--- START ---
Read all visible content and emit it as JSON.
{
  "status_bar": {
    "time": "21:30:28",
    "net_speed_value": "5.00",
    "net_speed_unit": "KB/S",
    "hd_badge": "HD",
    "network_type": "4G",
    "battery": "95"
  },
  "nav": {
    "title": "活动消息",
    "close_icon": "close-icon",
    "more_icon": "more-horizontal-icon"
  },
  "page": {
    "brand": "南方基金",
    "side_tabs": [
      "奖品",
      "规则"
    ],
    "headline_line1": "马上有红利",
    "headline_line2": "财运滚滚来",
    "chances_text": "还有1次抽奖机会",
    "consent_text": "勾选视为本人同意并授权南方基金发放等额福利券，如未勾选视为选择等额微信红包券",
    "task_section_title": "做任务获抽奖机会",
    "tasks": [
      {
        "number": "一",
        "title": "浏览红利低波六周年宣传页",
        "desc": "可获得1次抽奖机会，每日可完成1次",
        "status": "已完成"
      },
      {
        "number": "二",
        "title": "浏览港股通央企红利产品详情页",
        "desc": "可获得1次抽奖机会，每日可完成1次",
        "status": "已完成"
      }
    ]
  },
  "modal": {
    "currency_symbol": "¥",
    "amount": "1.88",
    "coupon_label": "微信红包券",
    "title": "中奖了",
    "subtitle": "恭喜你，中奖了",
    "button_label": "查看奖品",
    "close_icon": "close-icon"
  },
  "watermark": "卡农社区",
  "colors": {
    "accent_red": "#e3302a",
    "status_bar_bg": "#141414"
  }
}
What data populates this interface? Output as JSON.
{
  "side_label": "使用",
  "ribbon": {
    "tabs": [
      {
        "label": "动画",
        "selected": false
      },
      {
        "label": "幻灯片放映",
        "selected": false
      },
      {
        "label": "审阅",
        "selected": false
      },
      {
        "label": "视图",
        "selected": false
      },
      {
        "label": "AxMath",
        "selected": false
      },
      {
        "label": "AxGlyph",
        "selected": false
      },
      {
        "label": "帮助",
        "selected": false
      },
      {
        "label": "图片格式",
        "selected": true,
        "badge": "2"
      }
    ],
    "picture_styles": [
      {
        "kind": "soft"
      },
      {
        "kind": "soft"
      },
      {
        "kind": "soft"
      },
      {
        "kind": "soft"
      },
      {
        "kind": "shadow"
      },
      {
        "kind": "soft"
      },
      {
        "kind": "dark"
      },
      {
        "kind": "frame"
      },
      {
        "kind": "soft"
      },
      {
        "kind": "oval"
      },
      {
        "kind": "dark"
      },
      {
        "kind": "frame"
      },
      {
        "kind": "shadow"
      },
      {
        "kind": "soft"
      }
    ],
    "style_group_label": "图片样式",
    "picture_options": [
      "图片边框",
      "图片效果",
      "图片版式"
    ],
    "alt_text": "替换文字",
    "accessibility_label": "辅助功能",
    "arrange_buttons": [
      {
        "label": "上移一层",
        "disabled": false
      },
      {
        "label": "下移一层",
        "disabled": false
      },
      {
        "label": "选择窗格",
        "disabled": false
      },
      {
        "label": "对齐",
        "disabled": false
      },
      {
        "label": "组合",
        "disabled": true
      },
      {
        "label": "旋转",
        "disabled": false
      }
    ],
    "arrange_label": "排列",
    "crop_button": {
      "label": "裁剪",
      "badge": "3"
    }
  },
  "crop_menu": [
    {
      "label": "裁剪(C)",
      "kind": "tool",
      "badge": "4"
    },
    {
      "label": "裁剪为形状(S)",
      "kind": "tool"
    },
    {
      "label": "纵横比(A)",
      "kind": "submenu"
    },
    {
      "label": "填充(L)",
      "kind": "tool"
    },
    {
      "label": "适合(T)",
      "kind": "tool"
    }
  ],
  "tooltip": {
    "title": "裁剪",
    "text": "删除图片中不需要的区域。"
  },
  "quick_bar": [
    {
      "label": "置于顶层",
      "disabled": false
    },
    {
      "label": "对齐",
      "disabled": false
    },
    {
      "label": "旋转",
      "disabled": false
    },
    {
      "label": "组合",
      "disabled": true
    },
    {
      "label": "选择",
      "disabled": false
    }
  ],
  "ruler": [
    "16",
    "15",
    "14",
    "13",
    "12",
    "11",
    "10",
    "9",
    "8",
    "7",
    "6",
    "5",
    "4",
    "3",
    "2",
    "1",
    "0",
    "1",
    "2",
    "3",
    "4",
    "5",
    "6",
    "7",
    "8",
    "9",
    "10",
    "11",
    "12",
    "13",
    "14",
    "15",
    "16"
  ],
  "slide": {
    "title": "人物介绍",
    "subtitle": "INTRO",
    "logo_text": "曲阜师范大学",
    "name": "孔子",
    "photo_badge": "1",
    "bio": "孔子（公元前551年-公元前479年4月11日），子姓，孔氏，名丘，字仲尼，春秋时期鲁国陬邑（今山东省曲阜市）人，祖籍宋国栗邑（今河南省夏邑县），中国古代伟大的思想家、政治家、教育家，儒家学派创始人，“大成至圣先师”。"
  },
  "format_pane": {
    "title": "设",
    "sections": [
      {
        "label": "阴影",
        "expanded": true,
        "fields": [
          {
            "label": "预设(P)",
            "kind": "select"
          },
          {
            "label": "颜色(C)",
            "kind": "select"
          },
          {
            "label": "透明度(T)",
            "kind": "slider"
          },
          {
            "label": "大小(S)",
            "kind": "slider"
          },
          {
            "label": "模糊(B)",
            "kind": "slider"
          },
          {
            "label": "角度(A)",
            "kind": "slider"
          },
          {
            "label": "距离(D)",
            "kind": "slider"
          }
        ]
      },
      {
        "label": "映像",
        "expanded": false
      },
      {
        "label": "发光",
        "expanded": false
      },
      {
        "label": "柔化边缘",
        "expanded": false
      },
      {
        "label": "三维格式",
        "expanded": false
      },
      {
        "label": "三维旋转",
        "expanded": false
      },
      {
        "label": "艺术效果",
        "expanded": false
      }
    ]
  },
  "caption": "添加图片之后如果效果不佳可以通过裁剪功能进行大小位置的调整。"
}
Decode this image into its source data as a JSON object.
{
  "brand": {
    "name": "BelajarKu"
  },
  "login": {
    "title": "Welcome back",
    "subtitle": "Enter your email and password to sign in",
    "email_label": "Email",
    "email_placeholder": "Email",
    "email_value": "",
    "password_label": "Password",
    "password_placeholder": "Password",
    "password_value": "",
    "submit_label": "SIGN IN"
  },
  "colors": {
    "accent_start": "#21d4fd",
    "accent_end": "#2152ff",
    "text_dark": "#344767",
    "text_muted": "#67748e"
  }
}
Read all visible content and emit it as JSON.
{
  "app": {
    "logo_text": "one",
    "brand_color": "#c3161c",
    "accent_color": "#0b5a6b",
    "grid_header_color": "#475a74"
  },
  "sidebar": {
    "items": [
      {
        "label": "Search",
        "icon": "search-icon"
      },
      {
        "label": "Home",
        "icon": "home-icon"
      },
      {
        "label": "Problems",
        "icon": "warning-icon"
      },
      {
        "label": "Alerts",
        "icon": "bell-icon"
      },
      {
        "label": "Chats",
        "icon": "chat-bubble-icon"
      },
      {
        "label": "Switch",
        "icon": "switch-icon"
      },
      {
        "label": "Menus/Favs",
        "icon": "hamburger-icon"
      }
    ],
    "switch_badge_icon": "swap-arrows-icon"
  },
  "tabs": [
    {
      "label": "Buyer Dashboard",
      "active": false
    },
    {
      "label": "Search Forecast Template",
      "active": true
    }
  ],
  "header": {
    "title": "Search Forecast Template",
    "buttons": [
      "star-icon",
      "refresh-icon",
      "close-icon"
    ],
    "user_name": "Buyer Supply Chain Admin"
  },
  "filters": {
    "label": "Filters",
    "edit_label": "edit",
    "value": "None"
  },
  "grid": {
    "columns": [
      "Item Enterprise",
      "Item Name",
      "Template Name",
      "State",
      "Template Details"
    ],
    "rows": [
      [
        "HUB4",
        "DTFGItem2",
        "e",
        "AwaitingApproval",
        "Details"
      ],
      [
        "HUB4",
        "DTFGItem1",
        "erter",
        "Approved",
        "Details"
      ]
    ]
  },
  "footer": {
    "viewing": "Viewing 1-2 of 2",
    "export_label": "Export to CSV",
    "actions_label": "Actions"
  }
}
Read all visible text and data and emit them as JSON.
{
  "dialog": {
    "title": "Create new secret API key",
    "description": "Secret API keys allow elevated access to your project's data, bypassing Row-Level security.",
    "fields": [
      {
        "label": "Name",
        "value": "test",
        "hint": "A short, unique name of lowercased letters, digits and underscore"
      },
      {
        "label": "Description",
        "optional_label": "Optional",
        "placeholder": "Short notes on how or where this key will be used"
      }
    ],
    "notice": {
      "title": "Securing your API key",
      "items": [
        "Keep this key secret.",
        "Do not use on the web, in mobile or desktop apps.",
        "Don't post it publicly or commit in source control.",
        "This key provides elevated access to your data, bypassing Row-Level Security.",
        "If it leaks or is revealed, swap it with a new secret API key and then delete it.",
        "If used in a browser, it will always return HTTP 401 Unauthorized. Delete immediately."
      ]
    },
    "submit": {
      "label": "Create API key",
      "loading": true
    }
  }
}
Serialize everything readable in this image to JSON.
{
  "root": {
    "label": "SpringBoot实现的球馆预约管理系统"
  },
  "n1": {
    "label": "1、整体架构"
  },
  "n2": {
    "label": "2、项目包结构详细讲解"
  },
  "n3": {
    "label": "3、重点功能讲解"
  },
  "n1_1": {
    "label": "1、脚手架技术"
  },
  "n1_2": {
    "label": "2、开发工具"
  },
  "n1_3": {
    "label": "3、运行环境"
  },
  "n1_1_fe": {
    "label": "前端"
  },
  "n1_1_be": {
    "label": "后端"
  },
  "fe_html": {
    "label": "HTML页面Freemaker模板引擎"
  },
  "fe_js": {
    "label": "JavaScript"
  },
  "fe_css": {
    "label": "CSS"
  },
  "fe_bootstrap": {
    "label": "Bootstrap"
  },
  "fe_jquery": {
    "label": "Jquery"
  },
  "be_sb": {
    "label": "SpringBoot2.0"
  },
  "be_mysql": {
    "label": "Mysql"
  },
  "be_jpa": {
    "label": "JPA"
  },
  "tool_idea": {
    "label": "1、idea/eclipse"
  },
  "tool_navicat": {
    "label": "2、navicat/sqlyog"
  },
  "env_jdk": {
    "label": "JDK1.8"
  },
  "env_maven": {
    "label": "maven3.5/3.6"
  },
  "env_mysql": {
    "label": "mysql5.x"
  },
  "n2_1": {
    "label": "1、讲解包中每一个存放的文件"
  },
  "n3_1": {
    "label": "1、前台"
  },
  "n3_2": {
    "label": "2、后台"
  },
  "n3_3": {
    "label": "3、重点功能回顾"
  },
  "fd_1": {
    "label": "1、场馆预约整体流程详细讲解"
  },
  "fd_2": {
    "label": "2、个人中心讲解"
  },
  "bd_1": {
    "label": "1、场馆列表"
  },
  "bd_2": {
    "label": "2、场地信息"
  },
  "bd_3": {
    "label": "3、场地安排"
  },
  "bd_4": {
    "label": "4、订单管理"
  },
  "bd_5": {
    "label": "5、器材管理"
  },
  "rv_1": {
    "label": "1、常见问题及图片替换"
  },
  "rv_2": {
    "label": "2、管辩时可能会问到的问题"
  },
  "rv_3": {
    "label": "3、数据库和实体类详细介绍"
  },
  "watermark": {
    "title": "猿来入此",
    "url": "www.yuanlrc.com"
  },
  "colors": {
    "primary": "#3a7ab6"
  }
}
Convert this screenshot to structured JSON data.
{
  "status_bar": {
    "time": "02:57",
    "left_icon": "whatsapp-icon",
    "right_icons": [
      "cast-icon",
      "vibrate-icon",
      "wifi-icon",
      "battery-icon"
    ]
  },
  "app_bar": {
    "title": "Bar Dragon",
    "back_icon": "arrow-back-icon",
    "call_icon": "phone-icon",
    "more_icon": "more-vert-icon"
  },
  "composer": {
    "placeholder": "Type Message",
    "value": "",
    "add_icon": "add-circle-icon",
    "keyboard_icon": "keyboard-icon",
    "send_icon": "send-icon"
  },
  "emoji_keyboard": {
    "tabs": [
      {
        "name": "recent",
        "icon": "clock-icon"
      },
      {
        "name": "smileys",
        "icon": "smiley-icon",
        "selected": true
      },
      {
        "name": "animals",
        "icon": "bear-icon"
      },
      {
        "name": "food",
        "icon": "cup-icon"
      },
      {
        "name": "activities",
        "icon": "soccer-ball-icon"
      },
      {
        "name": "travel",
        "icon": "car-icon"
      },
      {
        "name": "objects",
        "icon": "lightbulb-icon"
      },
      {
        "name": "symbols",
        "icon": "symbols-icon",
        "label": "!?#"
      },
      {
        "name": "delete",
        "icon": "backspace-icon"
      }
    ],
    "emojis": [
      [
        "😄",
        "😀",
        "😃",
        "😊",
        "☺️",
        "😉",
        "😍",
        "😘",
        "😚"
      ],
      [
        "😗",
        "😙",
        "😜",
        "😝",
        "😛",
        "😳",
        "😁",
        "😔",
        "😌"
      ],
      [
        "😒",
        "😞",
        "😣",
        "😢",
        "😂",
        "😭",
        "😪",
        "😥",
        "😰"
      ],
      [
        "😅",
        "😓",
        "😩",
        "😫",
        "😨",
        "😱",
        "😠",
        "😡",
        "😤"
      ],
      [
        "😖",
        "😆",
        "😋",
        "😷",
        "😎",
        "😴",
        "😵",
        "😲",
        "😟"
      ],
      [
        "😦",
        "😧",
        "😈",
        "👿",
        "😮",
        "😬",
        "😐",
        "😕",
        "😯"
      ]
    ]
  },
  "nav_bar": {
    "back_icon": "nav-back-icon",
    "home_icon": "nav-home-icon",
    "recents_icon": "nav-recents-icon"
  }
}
--- END ---
**STATED EXERCISE:**
Identify the lines of the entries containing the string "Create". Copy each such line.

**RESULT OF THE EXERCISE:**
    "title": "Create new secret API key",
      "label": "Create API key",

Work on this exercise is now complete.